#### [Directions]
Copy out each line of the material below with no changes.
===== Data in this exercise =====
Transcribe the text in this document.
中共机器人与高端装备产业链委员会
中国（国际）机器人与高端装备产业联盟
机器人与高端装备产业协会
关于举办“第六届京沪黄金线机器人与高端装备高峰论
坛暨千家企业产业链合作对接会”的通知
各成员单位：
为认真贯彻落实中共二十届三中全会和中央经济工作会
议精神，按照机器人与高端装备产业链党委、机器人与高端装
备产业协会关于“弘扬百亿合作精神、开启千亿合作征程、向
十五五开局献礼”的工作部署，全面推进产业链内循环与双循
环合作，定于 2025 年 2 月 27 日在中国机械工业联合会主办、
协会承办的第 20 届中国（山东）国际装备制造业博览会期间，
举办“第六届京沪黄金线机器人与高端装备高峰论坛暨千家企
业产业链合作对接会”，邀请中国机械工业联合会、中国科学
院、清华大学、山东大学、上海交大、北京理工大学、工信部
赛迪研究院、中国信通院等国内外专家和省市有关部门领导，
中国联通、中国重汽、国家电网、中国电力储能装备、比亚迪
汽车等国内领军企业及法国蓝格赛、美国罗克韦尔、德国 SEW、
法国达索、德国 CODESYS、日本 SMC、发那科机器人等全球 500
=====
#### [Exercise solution]
Transcribe the text in this document.
中共机器人与高端装备产业链委员会
中国（国际）机器人与高端装备产业联盟
机器人与高端装备产业协会
关于举办“第六届京沪黄金线机器人与高端装备高峰论
坛暨千家企业产业链合作对接会”的通知
各成员单位：
为认真贯彻落实中共二十届三中全会和中央经济工作会
议精神，按照机器人与高端装备产业链党委、机器人与高端装
备产业协会关于“弘扬百亿合作精神、开启千亿合作征程、向
十五五开局献礼”的工作部署，全面推进产业链内循环与双循
环合作，定于 2025 年 2 月 27 日在中国机械工业联合会主办、
协会承办的第 20 届中国（山东）国际装备制造业博览会期间，
举办“第六届京沪黄金线机器人与高端装备高峰论坛暨千家企
业产业链合作对接会”，邀请中国机械工业联合会、中国科学
院、清华大学、山东大学、上海交大、北京理工大学、工信部
赛迪研究院、中国信通院等国内外专家和省市有关部门领导，
中国联通、中国重汽、国家电网、中国电力储能装备、比亚迪
汽车等国内领军企业及法国蓝格赛、美国罗克韦尔、德国 SEW、
法国达索、德国 CODESYS、日本 SMC、发那科机器人等全球 500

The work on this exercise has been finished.